━━━━━ RECORDS FOR THIS TASK ━━━━━

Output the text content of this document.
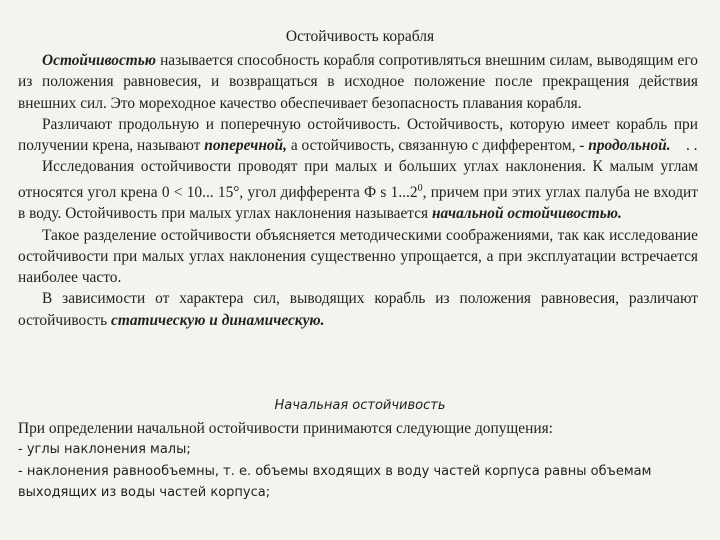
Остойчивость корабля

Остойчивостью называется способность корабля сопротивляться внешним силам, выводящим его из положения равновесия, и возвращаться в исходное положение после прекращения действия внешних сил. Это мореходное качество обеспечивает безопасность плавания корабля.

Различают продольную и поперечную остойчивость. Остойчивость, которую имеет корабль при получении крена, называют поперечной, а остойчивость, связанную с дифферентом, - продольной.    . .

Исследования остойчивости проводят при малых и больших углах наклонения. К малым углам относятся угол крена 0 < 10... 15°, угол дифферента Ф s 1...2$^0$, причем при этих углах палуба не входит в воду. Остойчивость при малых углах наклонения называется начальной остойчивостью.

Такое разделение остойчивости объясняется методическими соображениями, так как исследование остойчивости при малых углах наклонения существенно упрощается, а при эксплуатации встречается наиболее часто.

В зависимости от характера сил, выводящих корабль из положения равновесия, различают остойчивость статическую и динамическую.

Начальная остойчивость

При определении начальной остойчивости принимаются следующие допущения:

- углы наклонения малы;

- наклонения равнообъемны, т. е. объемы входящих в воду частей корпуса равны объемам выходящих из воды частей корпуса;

━━━━━

• STATED GOAL
Pictures in the records above are not copied; print everything else exactly.

• FINAL RESULT
Output the text content of this document.
Остойчивость корабля

Остойчивостью называется способность корабля сопротивляться внешним силам, выводящим его из положения равновесия, и возвращаться в исходное положение после прекращения действия внешних сил. Это мореходное качество обеспечивает безопасность плавания корабля.

Различают продольную и поперечную остойчивость. Остойчивость, которую имеет корабль при получении крена, называют поперечной, а остойчивость, связанную с дифферентом, - продольной.    . .

Исследования остойчивости проводят при малых и больших углах наклонения. К малым углам относятся угол крена 0 < 10... 15°, угол дифферента Ф s 1...2$^0$, причем при этих углах палуба не входит в воду. Остойчивость при малых углах наклонения называется начальной остойчивостью.

Такое разделение остойчивости объясняется методическими соображениями, так как исследование остойчивости при малых углах наклонения существенно упрощается, а при эксплуатации встречается наиболее часто.

В зависимости от характера сил, выводящих корабль из положения равновесия, различают остойчивость статическую и динамическую.

Начальная остойчивость

При определении начальной остойчивости принимаются следующие допущения:

- углы наклонения малы;

- наклонения равнообъемны, т. е. объемы входящих в воду частей корпуса равны объемам выходящих из воды частей корпуса;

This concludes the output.